## Start Dataset extract
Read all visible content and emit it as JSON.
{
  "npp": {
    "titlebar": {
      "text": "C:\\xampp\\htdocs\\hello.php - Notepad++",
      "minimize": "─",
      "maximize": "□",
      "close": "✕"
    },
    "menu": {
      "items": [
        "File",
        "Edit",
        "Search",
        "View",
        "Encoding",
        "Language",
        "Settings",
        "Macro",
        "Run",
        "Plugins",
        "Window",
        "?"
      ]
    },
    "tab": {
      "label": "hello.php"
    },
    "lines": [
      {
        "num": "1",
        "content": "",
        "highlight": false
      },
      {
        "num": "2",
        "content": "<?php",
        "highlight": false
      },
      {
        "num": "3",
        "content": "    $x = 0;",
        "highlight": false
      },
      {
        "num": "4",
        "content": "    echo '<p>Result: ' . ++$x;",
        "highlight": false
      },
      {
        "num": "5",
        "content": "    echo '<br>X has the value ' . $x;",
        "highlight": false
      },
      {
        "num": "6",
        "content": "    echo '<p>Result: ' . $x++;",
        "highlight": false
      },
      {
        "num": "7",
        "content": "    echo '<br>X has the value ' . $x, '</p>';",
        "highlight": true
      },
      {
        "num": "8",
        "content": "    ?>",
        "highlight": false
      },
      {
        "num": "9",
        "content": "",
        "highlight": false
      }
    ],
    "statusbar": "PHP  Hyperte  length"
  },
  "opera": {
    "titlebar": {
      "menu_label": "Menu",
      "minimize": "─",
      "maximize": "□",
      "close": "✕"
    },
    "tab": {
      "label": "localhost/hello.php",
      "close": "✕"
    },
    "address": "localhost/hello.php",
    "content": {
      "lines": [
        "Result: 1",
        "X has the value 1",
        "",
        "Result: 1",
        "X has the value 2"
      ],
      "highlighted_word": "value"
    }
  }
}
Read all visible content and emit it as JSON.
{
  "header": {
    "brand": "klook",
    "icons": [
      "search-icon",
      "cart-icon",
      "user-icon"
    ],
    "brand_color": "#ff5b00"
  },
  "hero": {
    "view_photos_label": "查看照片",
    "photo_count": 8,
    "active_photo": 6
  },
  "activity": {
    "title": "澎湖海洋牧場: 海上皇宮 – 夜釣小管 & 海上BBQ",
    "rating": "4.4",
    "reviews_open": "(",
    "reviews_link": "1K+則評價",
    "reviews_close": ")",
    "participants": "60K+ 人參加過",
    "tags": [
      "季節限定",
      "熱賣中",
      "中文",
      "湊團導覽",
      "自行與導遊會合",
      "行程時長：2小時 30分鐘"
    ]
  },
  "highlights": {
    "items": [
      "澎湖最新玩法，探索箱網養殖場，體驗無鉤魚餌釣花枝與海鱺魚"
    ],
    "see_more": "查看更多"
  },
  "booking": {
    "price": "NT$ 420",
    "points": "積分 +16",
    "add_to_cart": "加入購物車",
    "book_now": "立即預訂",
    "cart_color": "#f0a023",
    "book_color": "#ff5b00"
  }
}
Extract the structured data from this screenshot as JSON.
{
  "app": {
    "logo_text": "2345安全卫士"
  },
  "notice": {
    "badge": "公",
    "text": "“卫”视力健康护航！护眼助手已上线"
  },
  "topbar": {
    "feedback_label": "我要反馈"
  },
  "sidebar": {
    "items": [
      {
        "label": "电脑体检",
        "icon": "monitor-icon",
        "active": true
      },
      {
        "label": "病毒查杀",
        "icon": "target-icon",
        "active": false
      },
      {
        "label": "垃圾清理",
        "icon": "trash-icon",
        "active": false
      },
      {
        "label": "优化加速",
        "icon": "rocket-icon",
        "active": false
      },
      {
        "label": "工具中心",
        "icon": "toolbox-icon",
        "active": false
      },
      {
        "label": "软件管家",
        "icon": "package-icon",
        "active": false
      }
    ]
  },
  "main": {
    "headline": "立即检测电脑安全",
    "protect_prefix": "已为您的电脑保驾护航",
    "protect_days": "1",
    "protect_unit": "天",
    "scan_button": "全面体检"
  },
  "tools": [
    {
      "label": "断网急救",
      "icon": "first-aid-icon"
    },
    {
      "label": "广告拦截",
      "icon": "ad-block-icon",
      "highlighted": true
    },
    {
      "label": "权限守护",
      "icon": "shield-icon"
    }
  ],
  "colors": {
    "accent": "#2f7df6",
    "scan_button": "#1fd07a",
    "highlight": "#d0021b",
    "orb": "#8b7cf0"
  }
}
## End Dataset extract
Write out the listing once more, matching it exactly.

Read all visible content and emit it as JSON.
{
  "npp": {
    "titlebar": {
      "text": "C:\\xampp\\htdocs\\hello.php - Notepad++",
      "minimize": "─",
      "maximize": "□",
      "close": "✕"
    },
    "menu": {
      "items": [
        "File",
        "Edit",
        "Search",
        "View",
        "Encoding",
        "Language",
        "Settings",
        "Macro",
        "Run",
        "Plugins",
        "Window",
        "?"
      ]
    },
    "tab": {
      "label": "hello.php"
    },
    "lines": [
      {
        "num": "1",
        "content": "",
        "highlight": false
      },
      {
        "num": "2",
        "content": "<?php",
        "highlight": false
      },
      {
        "num": "3",
        "content": "    $x = 0;",
        "highlight": false
      },
      {
        "num": "4",
        "content": "    echo '<p>Result: ' . ++$x;",
        "highlight": false
      },
      {
        "num": "5",
        "content": "    echo '<br>X has the value ' . $x;",
        "highlight": false
      },
      {
        "num": "6",
        "content": "    echo '<p>Result: ' . $x++;",
        "highlight": false
      },
      {
        "num": "7",
        "content": "    echo '<br>X has the value ' . $x, '</p>';",
        "highlight": true
      },
      {
        "num": "8",
        "content": "    ?>",
        "highlight": false
      },
      {
        "num": "9",
        "content": "",
        "highlight": false
      }
    ],
    "statusbar": "PHP  Hyperte  length"
  },
  "opera": {
    "titlebar": {
      "menu_label": "Menu",
      "minimize": "─",
      "maximize": "□",
      "close": "✕"
    },
    "tab": {
      "label": "localhost/hello.php",
      "close": "✕"
    },
    "address": "localhost/hello.php",
    "content": {
      "lines": [
        "Result: 1",
        "X has the value 1",
        "",
        "Result: 1",
        "X has the value 2"
      ],
      "highlighted_word": "value"
    }
  }
}
Read all visible content and emit it as JSON.
{
  "header": {
    "brand": "klook",
    "icons": [
      "search-icon",
      "cart-icon",
      "user-icon"
    ],
    "brand_color": "#ff5b00"
  },
  "hero": {
    "view_photos_label": "查看照片",
    "photo_count": 8,
    "active_photo": 6
  },
  "activity": {
    "title": "澎湖海洋牧場: 海上皇宮 – 夜釣小管 & 海上BBQ",
    "rating": "4.4",
    "reviews_open": "(",
    "reviews_link": "1K+則評價",
    "reviews_close": ")",
    "participants": "60K+ 人參加過",
    "tags": [
      "季節限定",
      "熱賣中",
      "中文",
      "湊團導覽",
      "自行與導遊會合",
      "行程時長：2小時 30分鐘"
    ]
  },
  "highlights": {
    "items": [
      "澎湖最新玩法，探索箱網養殖場，體驗無鉤魚餌釣花枝與海鱺魚"
    ],
    "see_more": "查看更多"
  },
  "booking": {
    "price": "NT$ 420",
    "points": "積分 +16",
    "add_to_cart": "加入購物車",
    "book_now": "立即預訂",
    "cart_color": "#f0a023",
    "book_color": "#ff5b00"
  }
}
Extract the structured data from this screenshot as JSON.
{
  "app": {
    "logo_text": "2345安全卫士"
  },
  "notice": {
    "badge": "公",
    "text": "“卫”视力健康护航！护眼助手已上线"
  },
  "topbar": {
    "feedback_label": "我要反馈"
  },
  "sidebar": {
    "items": [
      {
        "label": "电脑体检",
        "icon": "monitor-icon",
        "active": true
      },
      {
        "label": "病毒查杀",
        "icon": "target-icon",
        "active": false
      },
      {
        "label": "垃圾清理",
        "icon": "trash-icon",
        "active": false
      },
      {
        "label": "优化加速",
        "icon": "rocket-icon",
        "active": false
      },
      {
        "label": "工具中心",
        "icon": "toolbox-icon",
        "active": false
      },
      {
        "label": "软件管家",
        "icon": "package-icon",
        "active": false
      }
    ]
  },
  "main": {
    "headline": "立即检测电脑安全",
    "protect_prefix": "已为您的电脑保驾护航",
    "protect_days": "1",
    "protect_unit": "天",
    "scan_button": "全面体检"
  },
  "tools": [
    {
      "label": "断网急救",
      "icon": "first-aid-icon"
    },
    {
      "label": "广告拦截",
      "icon": "ad-block-icon",
      "highlighted": true
    },
    {
      "label": "权限守护",
      "icon": "shield-icon"
    }
  ],
  "colors": {
    "accent": "#2f7df6",
    "scan_button": "#1fd07a",
    "highlight": "#d0021b",
    "orb": "#8b7cf0"
  }
}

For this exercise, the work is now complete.